Entries provided:
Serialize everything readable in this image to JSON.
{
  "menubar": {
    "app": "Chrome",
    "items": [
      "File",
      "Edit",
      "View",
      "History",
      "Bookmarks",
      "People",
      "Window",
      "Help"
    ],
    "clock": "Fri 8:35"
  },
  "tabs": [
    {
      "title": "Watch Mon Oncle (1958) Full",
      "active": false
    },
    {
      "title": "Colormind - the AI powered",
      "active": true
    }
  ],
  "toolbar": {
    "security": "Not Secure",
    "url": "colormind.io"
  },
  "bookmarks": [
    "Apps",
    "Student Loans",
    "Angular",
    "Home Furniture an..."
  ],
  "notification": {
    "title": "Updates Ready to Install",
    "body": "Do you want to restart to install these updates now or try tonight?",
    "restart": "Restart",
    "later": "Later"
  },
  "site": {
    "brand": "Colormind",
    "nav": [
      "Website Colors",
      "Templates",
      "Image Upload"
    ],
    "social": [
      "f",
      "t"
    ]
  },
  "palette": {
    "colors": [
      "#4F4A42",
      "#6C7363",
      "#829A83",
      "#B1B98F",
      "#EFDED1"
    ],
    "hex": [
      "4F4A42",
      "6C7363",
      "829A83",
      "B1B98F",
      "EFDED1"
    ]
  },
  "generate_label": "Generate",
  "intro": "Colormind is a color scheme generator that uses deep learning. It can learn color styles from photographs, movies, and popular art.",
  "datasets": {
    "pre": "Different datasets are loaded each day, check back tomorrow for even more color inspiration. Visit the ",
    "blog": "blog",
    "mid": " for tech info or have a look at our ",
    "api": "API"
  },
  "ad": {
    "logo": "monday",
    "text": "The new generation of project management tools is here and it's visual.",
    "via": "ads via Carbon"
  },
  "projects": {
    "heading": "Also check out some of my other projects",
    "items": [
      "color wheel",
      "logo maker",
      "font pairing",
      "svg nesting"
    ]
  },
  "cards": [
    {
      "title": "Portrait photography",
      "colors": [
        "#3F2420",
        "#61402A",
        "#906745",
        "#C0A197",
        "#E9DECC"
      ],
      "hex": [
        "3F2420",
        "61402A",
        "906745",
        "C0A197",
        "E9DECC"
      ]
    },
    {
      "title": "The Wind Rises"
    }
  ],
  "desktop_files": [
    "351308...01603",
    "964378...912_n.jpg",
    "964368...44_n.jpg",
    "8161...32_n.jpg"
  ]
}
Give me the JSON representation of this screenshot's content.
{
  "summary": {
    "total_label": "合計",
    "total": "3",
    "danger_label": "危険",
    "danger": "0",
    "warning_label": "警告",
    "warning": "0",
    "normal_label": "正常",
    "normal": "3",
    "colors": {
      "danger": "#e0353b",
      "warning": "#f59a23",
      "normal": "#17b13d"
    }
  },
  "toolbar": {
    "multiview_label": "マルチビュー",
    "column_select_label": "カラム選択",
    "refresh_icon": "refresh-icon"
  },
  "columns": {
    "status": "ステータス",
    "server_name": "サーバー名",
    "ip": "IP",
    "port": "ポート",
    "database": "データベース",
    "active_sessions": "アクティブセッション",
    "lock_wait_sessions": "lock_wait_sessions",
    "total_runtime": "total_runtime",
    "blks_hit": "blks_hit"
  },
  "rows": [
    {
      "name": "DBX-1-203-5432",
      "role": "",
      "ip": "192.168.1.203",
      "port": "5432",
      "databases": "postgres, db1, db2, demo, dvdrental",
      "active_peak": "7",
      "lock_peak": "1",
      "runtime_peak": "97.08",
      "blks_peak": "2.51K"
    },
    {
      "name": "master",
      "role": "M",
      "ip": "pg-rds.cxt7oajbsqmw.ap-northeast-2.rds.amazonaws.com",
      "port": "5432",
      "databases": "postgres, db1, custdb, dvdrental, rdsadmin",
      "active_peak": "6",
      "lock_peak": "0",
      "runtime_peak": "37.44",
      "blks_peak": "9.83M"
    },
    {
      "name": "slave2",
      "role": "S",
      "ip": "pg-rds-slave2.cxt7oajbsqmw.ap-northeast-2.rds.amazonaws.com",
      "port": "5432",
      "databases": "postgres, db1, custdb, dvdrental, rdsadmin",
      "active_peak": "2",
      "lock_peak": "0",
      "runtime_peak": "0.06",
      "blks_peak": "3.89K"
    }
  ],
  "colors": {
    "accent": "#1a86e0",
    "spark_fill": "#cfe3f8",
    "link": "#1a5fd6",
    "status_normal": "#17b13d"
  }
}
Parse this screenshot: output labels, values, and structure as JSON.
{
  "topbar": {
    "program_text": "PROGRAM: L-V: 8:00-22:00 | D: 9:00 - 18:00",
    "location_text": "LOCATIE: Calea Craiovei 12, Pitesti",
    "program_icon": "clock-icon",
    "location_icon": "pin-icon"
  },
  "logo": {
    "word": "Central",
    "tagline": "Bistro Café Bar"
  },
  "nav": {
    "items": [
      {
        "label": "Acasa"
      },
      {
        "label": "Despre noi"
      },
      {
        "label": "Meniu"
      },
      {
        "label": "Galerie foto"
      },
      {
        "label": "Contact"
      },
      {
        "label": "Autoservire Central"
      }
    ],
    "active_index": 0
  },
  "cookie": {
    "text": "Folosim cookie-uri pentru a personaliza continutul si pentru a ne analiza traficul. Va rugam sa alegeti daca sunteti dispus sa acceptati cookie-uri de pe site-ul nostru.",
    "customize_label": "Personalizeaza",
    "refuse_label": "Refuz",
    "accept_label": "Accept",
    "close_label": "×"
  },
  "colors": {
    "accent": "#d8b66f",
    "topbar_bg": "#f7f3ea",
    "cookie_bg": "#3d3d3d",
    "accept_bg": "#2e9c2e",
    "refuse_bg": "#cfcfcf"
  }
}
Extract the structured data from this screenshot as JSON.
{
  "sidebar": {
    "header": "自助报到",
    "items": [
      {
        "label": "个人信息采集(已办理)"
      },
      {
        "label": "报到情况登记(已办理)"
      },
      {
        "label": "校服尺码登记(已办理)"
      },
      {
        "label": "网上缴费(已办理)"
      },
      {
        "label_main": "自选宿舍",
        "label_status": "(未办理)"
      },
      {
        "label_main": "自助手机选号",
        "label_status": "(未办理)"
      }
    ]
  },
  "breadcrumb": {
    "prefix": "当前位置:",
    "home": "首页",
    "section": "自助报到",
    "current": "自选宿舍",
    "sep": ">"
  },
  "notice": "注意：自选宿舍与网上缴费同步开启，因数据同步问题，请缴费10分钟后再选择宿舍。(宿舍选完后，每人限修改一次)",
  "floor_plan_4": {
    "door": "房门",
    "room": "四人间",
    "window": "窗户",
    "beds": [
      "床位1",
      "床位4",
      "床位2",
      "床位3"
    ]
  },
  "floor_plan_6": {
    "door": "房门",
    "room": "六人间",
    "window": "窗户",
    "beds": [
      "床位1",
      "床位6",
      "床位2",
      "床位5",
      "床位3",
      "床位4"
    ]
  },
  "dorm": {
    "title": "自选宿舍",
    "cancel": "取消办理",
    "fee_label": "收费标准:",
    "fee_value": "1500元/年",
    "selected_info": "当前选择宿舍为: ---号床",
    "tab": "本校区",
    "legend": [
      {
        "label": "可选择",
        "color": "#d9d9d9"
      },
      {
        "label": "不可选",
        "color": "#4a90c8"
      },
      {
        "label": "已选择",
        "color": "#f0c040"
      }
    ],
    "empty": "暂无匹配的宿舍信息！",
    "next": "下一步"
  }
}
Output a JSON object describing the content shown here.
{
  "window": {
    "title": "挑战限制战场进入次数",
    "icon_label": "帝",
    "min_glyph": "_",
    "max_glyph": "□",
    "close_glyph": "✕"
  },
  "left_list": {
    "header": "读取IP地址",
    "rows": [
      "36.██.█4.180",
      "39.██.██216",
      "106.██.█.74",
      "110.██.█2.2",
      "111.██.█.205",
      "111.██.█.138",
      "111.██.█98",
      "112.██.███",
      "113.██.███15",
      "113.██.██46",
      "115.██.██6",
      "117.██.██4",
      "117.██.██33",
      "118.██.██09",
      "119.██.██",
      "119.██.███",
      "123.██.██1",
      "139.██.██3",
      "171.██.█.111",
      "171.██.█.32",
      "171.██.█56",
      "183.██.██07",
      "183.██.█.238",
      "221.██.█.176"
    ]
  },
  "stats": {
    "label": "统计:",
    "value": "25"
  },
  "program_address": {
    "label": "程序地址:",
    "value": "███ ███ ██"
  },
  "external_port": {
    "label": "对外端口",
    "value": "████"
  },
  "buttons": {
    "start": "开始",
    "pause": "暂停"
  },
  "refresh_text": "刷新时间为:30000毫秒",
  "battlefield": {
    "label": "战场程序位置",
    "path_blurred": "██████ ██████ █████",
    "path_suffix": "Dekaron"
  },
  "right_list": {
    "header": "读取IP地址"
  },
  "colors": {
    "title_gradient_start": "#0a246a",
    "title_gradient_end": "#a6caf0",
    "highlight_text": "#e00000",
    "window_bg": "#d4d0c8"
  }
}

Short problem: Report only the count of lines that include the string "screenshot".

The solution: 3